__Source data__.
— Begin —
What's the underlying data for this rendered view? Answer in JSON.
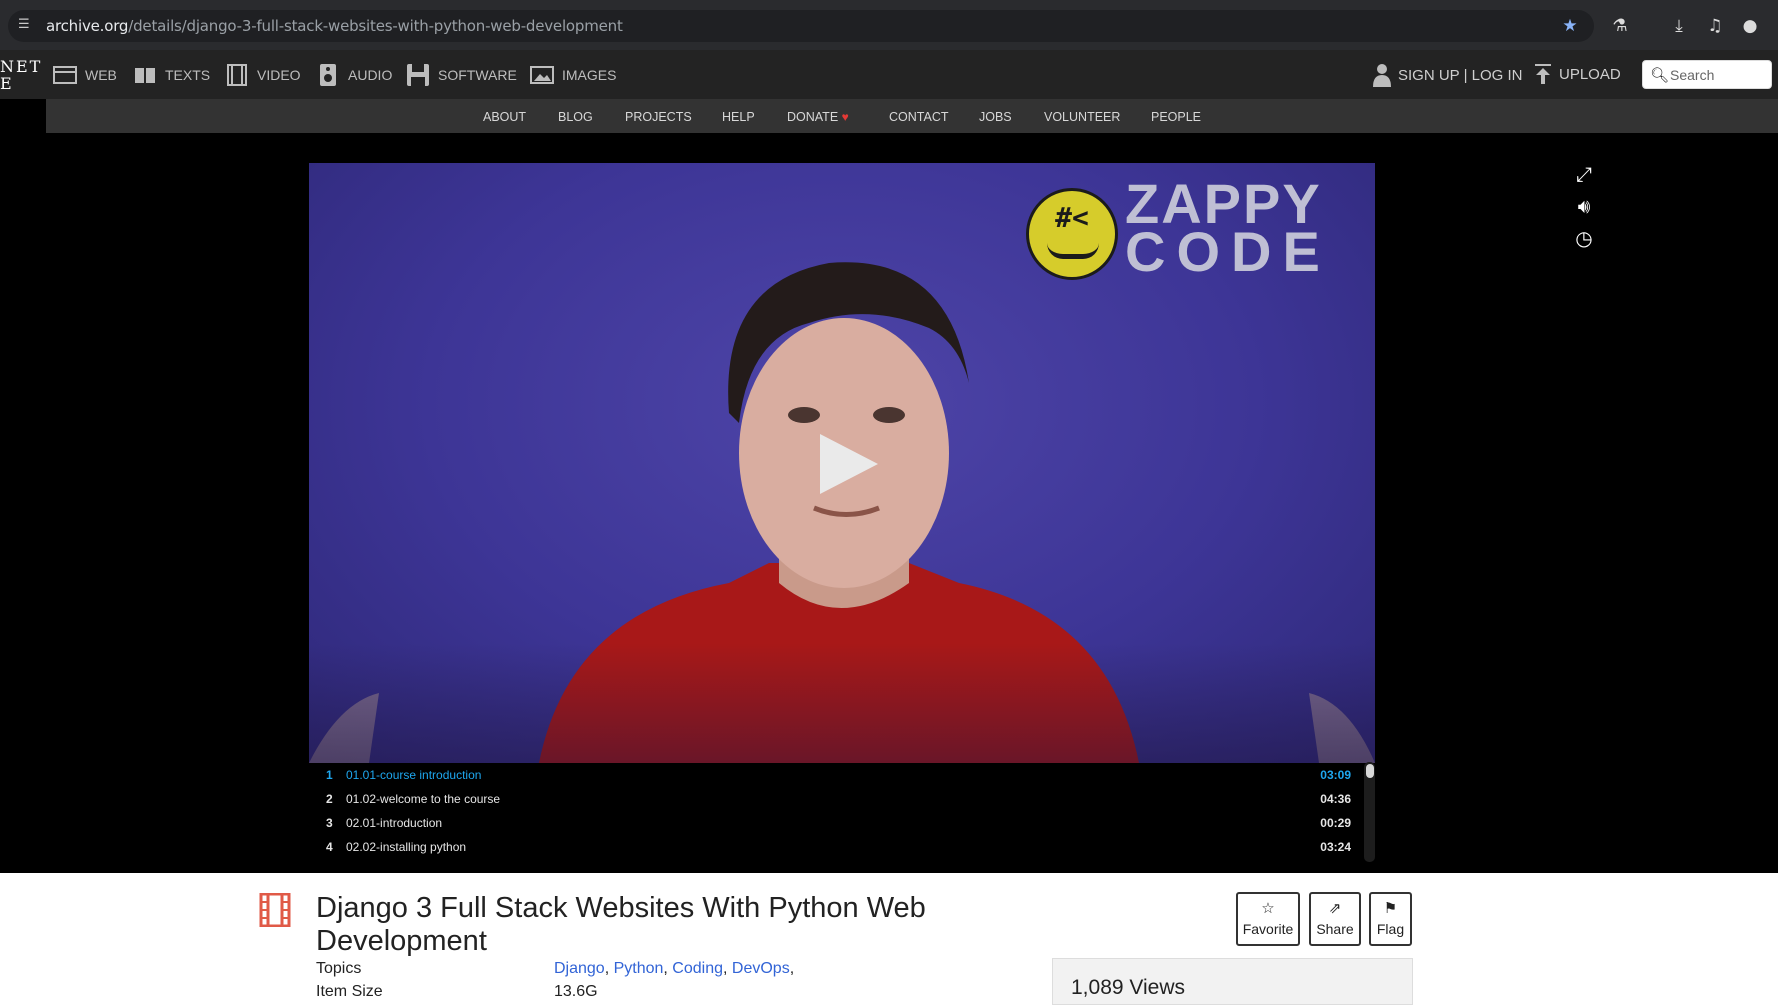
{
  "browser": {
    "url_host": "archive.org",
    "url_path": "/details/django-3-full-stack-websites-with-python-web-development",
    "icons": [
      "tune-icon",
      "bookmark-star-icon",
      "labs-flask-icon",
      "download-icon",
      "media-queue-icon",
      "profile-icon"
    ]
  },
  "ia_header": {
    "logo_line1": "NET",
    "logo_line2": "E",
    "media": [
      {
        "label": "WEB",
        "icon": "web-icon"
      },
      {
        "label": "TEXTS",
        "icon": "texts-icon"
      },
      {
        "label": "VIDEO",
        "icon": "video-icon"
      },
      {
        "label": "AUDIO",
        "icon": "audio-icon"
      },
      {
        "label": "SOFTWARE",
        "icon": "software-icon"
      },
      {
        "label": "IMAGES",
        "icon": "images-icon"
      }
    ],
    "signup_login": "SIGN UP | LOG IN",
    "upload": "UPLOAD",
    "search_placeholder": "Search"
  },
  "subnav": {
    "items": [
      "ABOUT",
      "BLOG",
      "PROJECTS",
      "HELP",
      "DONATE",
      "CONTACT",
      "JOBS",
      "VOLUNTEER",
      "PEOPLE"
    ]
  },
  "player": {
    "logo_top": "ZAPPY",
    "logo_bottom": "CODE",
    "logo_face": "#<",
    "controls": [
      "fullscreen-icon",
      "volume-icon",
      "clock-icon"
    ],
    "playlist": [
      {
        "num": "1",
        "title": "01.01-course introduction",
        "duration": "03:09",
        "active": true
      },
      {
        "num": "2",
        "title": "01.02-welcome to the course",
        "duration": "04:36",
        "active": false
      },
      {
        "num": "3",
        "title": "02.01-introduction",
        "duration": "00:29",
        "active": false
      },
      {
        "num": "4",
        "title": "02.02-installing python",
        "duration": "03:24",
        "active": false
      }
    ]
  },
  "item": {
    "title": "Django 3 Full Stack Websites With Python Web Development",
    "topics_label": "Topics",
    "topics": [
      "Django",
      "Python",
      "Coding",
      "DevOps"
    ],
    "size_label": "Item Size",
    "size_value": "13.6G",
    "actions": [
      {
        "label": "Favorite",
        "icon": "star-icon"
      },
      {
        "label": "Share",
        "icon": "share-icon"
      },
      {
        "label": "Flag",
        "icon": "flag-icon"
      }
    ],
    "views": "1,089 Views"
  },
  "colors": {
    "accent_blue": "#1ea7ef",
    "link_blue": "#3264d6",
    "heart_red": "#e53935",
    "film_icon_red": "#e05a47"
  }
}
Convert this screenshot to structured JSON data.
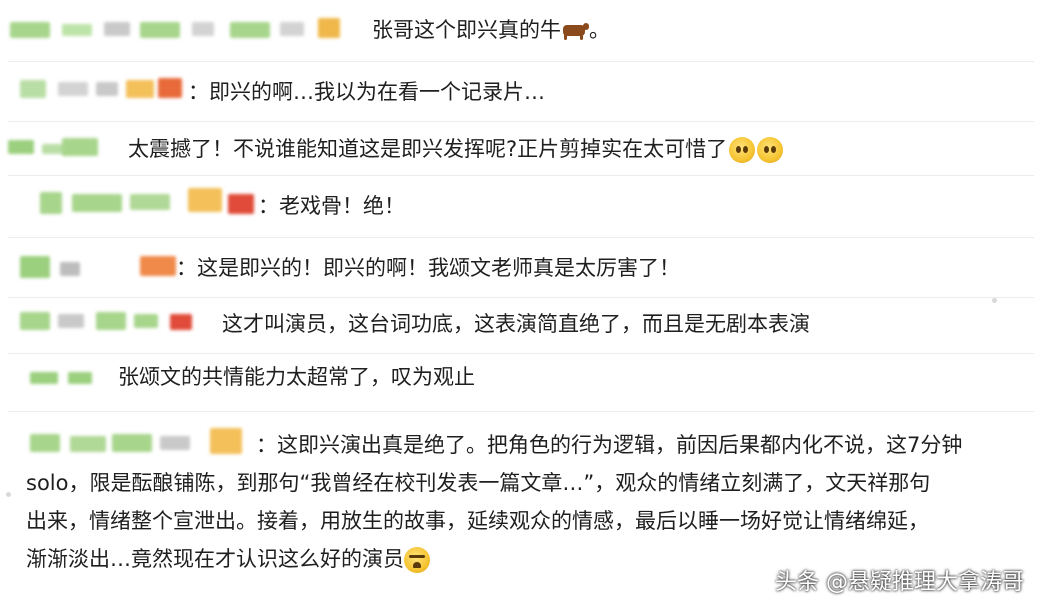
{
  "comments": [
    {
      "text": "张哥这个即兴真的牛"
    },
    {
      "prefix": "：",
      "text": "即兴的啊…我以为在看一个记录片…"
    },
    {
      "text": "太震撼了！不说谁能知道这是即兴发挥呢?正片剪掉实在太可惜了"
    },
    {
      "prefix": "：",
      "text": "老戏骨！绝！"
    },
    {
      "prefix": "：",
      "text": "这是即兴的！即兴的啊！我颂文老师真是太厉害了！"
    },
    {
      "text": "这才叫演员，这台词功底，这表演简直绝了，而且是无剧本表演"
    },
    {
      "text": "张颂文的共情能力太超常了，叹为观止"
    },
    {
      "lines": [
        "：这即兴演出真是绝了。把角色的行为逻辑，前因后果都内化不说，这7分钟",
        "solo，限是酝酿铺陈，到那句“我曾经在校刊发表一篇文章…”，观众的情绪立刻满了，文天祥那句",
        "出来，情绪整个宣泄出。接着，用放生的故事，延续观众的情感，最后以睡一场好觉让情绪绵延，",
        "渐渐淡出…竟然现在才认识这么好的演员"
      ]
    }
  ],
  "watermark": "头条 @悬疑推理大拿涛哥",
  "colors": {
    "blur_green": "#9bd07f",
    "blur_yellow": "#f3c05a",
    "blur_red": "#e04b3a",
    "blur_gray": "#bdbdbd"
  }
}
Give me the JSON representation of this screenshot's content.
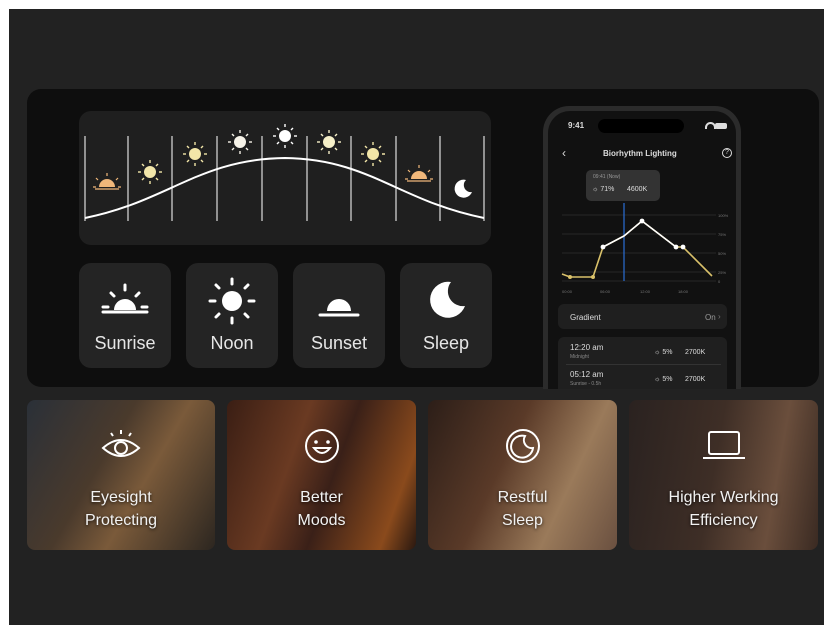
— End —
Every line of text is to be repeated exactly; pictures are left out.

__RESULT__.
What's the underlying data for this rendered view? Answer in JSON.
{
  "browser": {
    "url_host": "archive.org",
    "url_path": "/details/django-3-full-stack-websites-with-python-web-development",
    "icons": [
      "tune-icon",
      "bookmark-star-icon",
      "labs-flask-icon",
      "download-icon",
      "media-queue-icon",
      "profile-icon"
    ]
  },
  "ia_header": {
    "logo_line1": "NET",
    "logo_line2": "E",
    "media": [
      {
        "label": "WEB",
        "icon": "web-icon"
      },
      {
        "label": "TEXTS",
        "icon": "texts-icon"
      },
      {
        "label": "VIDEO",
        "icon": "video-icon"
      },
      {
        "label": "AUDIO",
        "icon": "audio-icon"
      },
      {
        "label": "SOFTWARE",
        "icon": "software-icon"
      },
      {
        "label": "IMAGES",
        "icon": "images-icon"
      }
    ],
    "signup_login": "SIGN UP | LOG IN",
    "upload": "UPLOAD",
    "search_placeholder": "Search"
  },
  "subnav": {
    "items": [
      "ABOUT",
      "BLOG",
      "PROJECTS",
      "HELP",
      "DONATE",
      "CONTACT",
      "JOBS",
      "VOLUNTEER",
      "PEOPLE"
    ]
  },
  "player": {
    "logo_top": "ZAPPY",
    "logo_bottom": "CODE",
    "logo_face": "#<",
    "controls": [
      "fullscreen-icon",
      "volume-icon",
      "clock-icon"
    ],
    "playlist": [
      {
        "num": "1",
        "title": "01.01-course introduction",
        "duration": "03:09",
        "active": true
      },
      {
        "num": "2",
        "title": "01.02-welcome to the course",
        "duration": "04:36",
        "active": false
      },
      {
        "num": "3",
        "title": "02.01-introduction",
        "duration": "00:29",
        "active": false
      },
      {
        "num": "4",
        "title": "02.02-installing python",
        "duration": "03:24",
        "active": false
      }
    ]
  },
  "item": {
    "title": "Django 3 Full Stack Websites With Python Web Development",
    "topics_label": "Topics",
    "topics": [
      "Django",
      "Python",
      "Coding",
      "DevOps"
    ],
    "size_label": "Item Size",
    "size_value": "13.6G",
    "actions": [
      {
        "label": "Favorite",
        "icon": "star-icon"
      },
      {
        "label": "Share",
        "icon": "share-icon"
      },
      {
        "label": "Flag",
        "icon": "flag-icon"
      }
    ],
    "views": "1,089 Views"
  },
  "colors": {
    "accent_blue": "#1ea7ef",
    "link_blue": "#3264d6",
    "heart_red": "#e53935",
    "film_icon_red": "#e05a47"
  }
}
Convert this screenshot to structured JSON data.
{
  "comments": [
    {
      "text": "张哥这个即兴真的牛"
    },
    {
      "prefix": "：",
      "text": "即兴的啊…我以为在看一个记录片…"
    },
    {
      "text": "太震撼了！不说谁能知道这是即兴发挥呢?正片剪掉实在太可惜了"
    },
    {
      "prefix": "：",
      "text": "老戏骨！绝！"
    },
    {
      "prefix": "：",
      "text": "这是即兴的！即兴的啊！我颂文老师真是太厉害了！"
    },
    {
      "text": "这才叫演员，这台词功底，这表演简直绝了，而且是无剧本表演"
    },
    {
      "text": "张颂文的共情能力太超常了，叹为观止"
    },
    {
      "lines": [
        "：这即兴演出真是绝了。把角色的行为逻辑，前因后果都内化不说，这7分钟",
        "solo，限是酝酿铺陈，到那句“我曾经在校刊发表一篇文章…”，观众的情绪立刻满了，文天祥那句",
        "出来，情绪整个宣泄出。接着，用放生的故事，延续观众的情感，最后以睡一场好觉让情绪绵延，",
        "渐渐淡出…竟然现在才认识这么好的演员"
      ]
    }
  ],
  "watermark": "头条 @悬疑推理大拿涛哥",
  "colors": {
    "blur_green": "#9bd07f",
    "blur_yellow": "#f3c05a",
    "blur_red": "#e04b3a",
    "blur_gray": "#bdbdbd"
  }
}
Give me the JSON representation of this screenshot's content.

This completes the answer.